***** SUPPLIED MATERIAL *****

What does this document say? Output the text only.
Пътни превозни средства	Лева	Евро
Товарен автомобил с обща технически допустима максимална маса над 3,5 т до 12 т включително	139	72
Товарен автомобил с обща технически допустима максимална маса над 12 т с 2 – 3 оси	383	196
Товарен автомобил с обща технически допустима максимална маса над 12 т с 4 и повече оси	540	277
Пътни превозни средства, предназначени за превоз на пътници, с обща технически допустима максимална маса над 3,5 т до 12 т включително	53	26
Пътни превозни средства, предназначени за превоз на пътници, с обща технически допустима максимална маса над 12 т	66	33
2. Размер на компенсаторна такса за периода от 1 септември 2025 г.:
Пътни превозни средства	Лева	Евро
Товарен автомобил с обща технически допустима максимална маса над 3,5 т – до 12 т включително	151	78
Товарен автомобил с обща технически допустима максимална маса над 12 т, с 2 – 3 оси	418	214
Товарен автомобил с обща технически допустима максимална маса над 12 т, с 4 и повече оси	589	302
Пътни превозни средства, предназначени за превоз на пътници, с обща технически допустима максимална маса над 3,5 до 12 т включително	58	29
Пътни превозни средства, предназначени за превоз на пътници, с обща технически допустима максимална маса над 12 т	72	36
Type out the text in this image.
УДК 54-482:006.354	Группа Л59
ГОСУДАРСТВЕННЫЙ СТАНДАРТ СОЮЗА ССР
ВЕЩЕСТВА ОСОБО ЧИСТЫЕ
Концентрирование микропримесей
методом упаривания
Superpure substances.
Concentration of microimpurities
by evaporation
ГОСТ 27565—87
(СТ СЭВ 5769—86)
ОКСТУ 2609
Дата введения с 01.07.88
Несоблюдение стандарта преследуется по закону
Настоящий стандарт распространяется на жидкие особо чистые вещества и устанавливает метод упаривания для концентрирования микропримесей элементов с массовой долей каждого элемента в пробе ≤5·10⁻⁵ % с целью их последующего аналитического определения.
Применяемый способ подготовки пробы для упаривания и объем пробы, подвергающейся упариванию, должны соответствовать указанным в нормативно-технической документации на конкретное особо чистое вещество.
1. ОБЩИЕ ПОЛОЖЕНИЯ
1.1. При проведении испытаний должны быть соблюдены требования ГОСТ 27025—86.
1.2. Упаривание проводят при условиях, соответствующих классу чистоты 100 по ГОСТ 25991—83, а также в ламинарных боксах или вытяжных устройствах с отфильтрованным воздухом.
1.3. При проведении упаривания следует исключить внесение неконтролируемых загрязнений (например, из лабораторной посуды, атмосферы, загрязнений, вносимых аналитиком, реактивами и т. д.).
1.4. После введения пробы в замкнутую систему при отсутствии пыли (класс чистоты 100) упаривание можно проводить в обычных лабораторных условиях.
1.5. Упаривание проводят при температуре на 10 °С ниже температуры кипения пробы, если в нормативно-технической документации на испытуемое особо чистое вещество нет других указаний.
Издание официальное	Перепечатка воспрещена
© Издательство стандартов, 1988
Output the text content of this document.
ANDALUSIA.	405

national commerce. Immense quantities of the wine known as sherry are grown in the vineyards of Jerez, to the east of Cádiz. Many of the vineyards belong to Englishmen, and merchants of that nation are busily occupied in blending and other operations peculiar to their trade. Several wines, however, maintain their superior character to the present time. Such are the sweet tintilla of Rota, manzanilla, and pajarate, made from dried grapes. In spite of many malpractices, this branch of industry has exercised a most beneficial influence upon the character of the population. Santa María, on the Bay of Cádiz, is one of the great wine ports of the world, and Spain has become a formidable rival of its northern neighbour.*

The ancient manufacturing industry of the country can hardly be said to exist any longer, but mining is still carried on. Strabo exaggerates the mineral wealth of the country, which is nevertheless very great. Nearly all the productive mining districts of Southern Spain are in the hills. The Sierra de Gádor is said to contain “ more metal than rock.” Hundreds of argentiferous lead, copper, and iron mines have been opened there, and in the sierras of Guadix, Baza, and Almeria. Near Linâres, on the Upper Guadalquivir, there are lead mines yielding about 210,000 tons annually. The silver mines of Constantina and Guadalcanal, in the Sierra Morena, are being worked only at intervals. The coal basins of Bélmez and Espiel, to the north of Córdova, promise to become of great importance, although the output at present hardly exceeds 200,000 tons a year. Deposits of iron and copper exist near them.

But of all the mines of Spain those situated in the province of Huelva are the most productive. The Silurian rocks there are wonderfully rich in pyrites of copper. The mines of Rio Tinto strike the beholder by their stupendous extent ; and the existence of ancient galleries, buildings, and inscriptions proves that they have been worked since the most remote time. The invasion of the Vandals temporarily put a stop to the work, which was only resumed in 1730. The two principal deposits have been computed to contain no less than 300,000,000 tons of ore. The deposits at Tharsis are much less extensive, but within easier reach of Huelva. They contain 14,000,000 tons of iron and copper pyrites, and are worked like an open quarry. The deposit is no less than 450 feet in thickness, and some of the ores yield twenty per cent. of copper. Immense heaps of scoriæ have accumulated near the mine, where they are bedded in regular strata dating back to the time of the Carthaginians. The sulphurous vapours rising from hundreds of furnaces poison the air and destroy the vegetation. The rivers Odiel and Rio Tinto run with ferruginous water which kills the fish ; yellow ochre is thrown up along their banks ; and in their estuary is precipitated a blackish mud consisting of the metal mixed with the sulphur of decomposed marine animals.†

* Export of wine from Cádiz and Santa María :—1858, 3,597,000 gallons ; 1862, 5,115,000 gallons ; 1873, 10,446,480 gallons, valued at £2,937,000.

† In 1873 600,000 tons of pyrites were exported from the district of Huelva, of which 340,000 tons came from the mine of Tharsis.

*****

• [PROBLEM DETAILS] Make a list of all lines in the data that contain "пътници".

• [FINAL RESULT]
Пътни превозни средства, предназначени за превоз на пътници, с обща технически допустима максимална маса над 3,5 т до 12 т включително	53	26
Пътни превозни средства, предназначени за превоз на пътници, с обща технически допустима максимална маса над 12 т	66	33
Пътни превозни средства, предназначени за превоз на пътници, с обща технически допустима максимална маса над 3,5 до 12 т включително	58	29
Пътни превозни средства, предназначени за превоз на пътници, с обща технически допустима максимална маса над 12 т	72	36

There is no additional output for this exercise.